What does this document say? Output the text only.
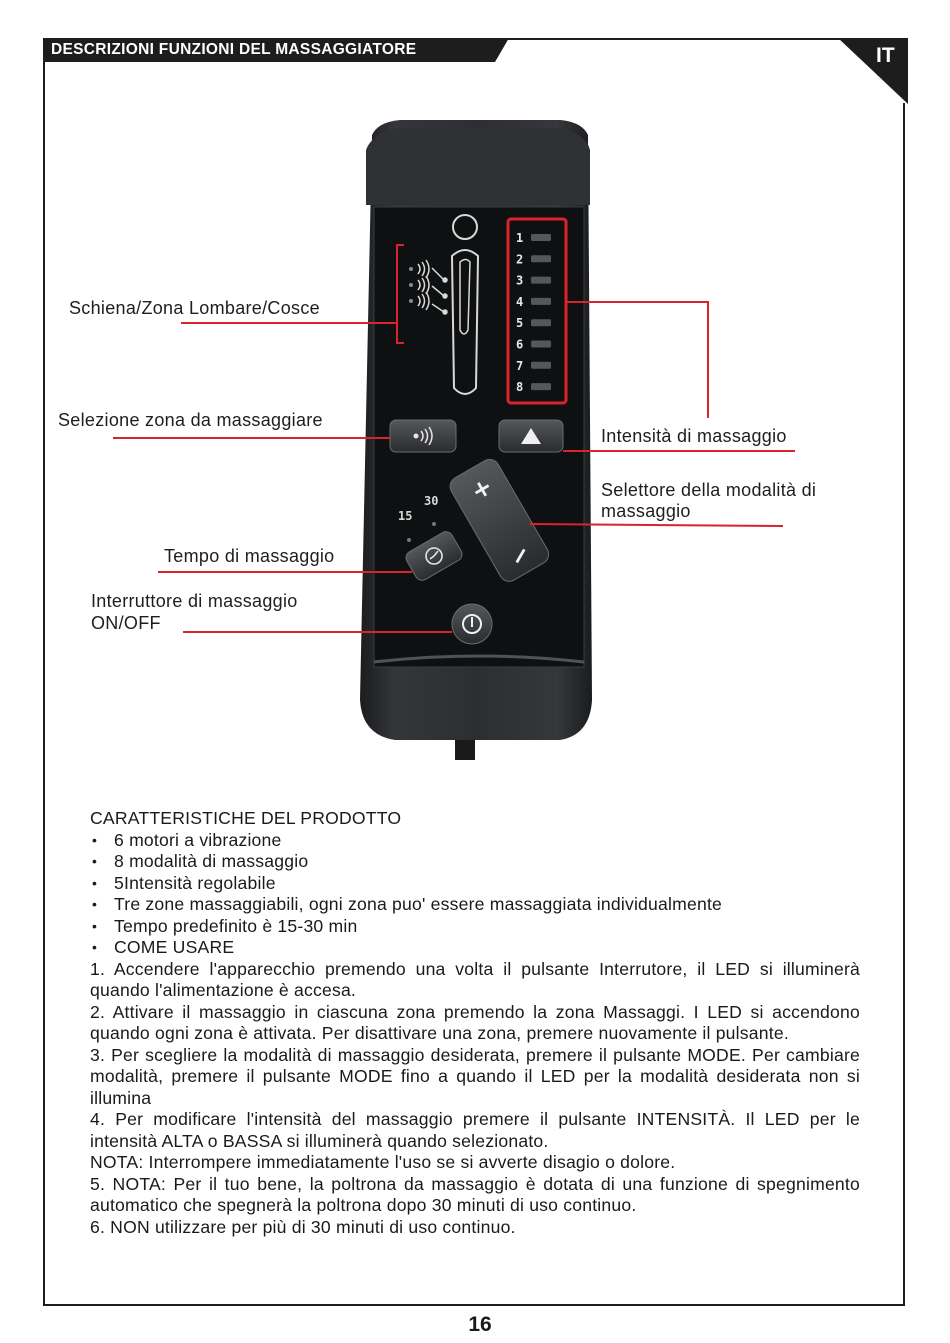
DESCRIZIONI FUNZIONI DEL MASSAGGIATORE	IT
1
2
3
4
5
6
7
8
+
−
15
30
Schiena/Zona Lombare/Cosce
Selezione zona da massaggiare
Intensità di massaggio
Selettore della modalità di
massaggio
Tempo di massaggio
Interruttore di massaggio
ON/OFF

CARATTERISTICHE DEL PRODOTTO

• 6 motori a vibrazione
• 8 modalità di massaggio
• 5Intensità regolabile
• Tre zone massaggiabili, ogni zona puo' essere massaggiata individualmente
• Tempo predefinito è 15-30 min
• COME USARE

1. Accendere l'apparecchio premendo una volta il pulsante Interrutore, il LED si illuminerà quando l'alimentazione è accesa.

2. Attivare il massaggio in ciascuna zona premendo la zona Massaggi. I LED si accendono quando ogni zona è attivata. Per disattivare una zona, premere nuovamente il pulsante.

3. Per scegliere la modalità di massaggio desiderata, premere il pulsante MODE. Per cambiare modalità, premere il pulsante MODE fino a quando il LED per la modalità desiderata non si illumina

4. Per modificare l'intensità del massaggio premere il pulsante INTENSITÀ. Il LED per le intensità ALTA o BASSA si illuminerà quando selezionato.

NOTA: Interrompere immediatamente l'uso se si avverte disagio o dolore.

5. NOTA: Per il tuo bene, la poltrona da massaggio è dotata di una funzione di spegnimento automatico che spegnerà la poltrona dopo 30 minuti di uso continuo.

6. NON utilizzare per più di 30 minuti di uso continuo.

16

☆ ☆ ☆ ☆

Copy all the records above exactly, but leave out the pictures.

What does this document say? Output the text only.
DESCRIZIONI FUNZIONI DEL MASSAGGIATORE	IT
1
2
3
4
5
6
7
8
+
−
15
30
Schiena/Zona Lombare/Cosce
Selezione zona da massaggiare
Intensità di massaggio
Selettore della modalità di
massaggio
Tempo di massaggio
Interruttore di massaggio
ON/OFF

CARATTERISTICHE DEL PRODOTTO

• 6 motori a vibrazione
• 8 modalità di massaggio
• 5Intensità regolabile
• Tre zone massaggiabili, ogni zona puo' essere massaggiata individualmente
• Tempo predefinito è 15-30 min
• COME USARE

1. Accendere l'apparecchio premendo una volta il pulsante Interrutore, il LED si illuminerà quando l'alimentazione è accesa.

2. Attivare il massaggio in ciascuna zona premendo la zona Massaggi. I LED si accendono quando ogni zona è attivata. Per disattivare una zona, premere nuovamente il pulsante.

3. Per scegliere la modalità di massaggio desiderata, premere il pulsante MODE. Per cambiare modalità, premere il pulsante MODE fino a quando il LED per la modalità desiderata non si illumina

4. Per modificare l'intensità del massaggio premere il pulsante INTENSITÀ. Il LED per le intensità ALTA o BASSA si illuminerà quando selezionato.

NOTA: Interrompere immediatamente l'uso se si avverte disagio o dolore.

5. NOTA: Per il tuo bene, la poltrona da massaggio è dotata di una funzione di spegnimento automatico che spegnerà la poltrona dopo 30 minuti di uso continuo.

6. NON utilizzare per più di 30 minuti di uso continuo.

16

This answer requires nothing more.